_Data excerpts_
┄┄┄┄┄┄

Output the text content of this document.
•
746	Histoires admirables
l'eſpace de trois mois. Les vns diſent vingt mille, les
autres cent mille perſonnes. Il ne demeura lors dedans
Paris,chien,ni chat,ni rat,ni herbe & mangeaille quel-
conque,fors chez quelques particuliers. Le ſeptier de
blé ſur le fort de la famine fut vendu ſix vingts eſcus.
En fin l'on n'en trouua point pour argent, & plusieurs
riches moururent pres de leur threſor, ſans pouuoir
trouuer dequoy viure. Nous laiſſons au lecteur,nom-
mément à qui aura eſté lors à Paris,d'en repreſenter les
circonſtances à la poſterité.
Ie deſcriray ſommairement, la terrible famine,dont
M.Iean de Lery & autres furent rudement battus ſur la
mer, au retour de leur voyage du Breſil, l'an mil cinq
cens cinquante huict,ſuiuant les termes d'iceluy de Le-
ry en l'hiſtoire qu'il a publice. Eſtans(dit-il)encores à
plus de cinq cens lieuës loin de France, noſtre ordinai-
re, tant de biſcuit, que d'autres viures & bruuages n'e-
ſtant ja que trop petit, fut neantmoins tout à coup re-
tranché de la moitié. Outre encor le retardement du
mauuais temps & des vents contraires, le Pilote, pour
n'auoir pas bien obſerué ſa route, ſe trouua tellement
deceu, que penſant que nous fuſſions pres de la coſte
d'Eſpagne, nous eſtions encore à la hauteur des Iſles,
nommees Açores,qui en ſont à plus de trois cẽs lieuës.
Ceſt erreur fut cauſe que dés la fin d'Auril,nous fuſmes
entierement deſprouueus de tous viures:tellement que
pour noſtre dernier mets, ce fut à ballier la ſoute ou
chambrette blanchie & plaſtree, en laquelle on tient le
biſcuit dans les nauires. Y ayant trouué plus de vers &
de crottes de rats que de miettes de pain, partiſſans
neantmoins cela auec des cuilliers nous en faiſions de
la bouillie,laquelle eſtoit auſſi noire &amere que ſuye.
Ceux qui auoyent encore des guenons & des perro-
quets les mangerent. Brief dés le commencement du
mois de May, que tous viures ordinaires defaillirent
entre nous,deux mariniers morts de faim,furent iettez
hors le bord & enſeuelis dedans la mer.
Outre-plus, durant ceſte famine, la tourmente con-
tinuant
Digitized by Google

┄┄┄┄┄┄

_SHORT EXERCISE_
Find every line that has "leur" in it, then return those lines.

_SOLUTION_
riches moururent pres de leur threſor, ſans pouuoir
mer, au retour de leur voyage du Breſil, l'an mil cinq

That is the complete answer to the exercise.